### TASK TO CARRY OUT
Search the records below for the word "officer" and show every line where it occurs.

═══ AVAILABLE DATA ═══

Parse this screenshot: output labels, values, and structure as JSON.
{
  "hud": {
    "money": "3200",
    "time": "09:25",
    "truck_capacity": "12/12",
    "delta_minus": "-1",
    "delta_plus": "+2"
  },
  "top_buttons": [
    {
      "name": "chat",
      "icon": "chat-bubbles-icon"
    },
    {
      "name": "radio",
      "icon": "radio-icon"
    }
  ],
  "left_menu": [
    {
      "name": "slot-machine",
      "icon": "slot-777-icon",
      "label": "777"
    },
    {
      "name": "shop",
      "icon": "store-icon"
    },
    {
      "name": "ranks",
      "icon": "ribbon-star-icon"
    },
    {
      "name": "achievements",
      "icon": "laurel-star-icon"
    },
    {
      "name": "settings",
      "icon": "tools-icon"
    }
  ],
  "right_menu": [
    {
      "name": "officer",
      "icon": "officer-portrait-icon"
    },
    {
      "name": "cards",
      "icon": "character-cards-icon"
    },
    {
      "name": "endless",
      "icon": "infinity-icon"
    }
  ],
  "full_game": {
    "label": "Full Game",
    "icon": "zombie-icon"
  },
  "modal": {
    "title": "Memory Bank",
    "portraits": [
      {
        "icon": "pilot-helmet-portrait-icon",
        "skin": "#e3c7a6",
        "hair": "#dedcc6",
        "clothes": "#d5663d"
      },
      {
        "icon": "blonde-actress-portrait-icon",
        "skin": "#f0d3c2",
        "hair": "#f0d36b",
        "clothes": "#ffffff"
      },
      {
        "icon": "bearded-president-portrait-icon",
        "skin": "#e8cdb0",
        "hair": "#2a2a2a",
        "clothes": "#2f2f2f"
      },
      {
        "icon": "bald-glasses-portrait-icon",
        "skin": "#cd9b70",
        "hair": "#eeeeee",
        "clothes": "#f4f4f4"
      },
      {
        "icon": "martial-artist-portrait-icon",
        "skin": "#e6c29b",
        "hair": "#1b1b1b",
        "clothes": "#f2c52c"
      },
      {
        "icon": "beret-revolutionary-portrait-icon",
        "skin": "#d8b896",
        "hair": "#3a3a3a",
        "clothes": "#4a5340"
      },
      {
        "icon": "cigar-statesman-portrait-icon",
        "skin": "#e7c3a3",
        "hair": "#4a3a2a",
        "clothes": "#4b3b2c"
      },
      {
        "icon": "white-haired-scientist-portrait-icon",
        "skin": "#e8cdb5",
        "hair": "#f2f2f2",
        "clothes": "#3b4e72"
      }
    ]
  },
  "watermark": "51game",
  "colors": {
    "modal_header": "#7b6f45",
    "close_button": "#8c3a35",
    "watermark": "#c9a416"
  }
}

═══

### THE SOLUTION
      "name": "officer",
      "icon": "officer-portrait-icon"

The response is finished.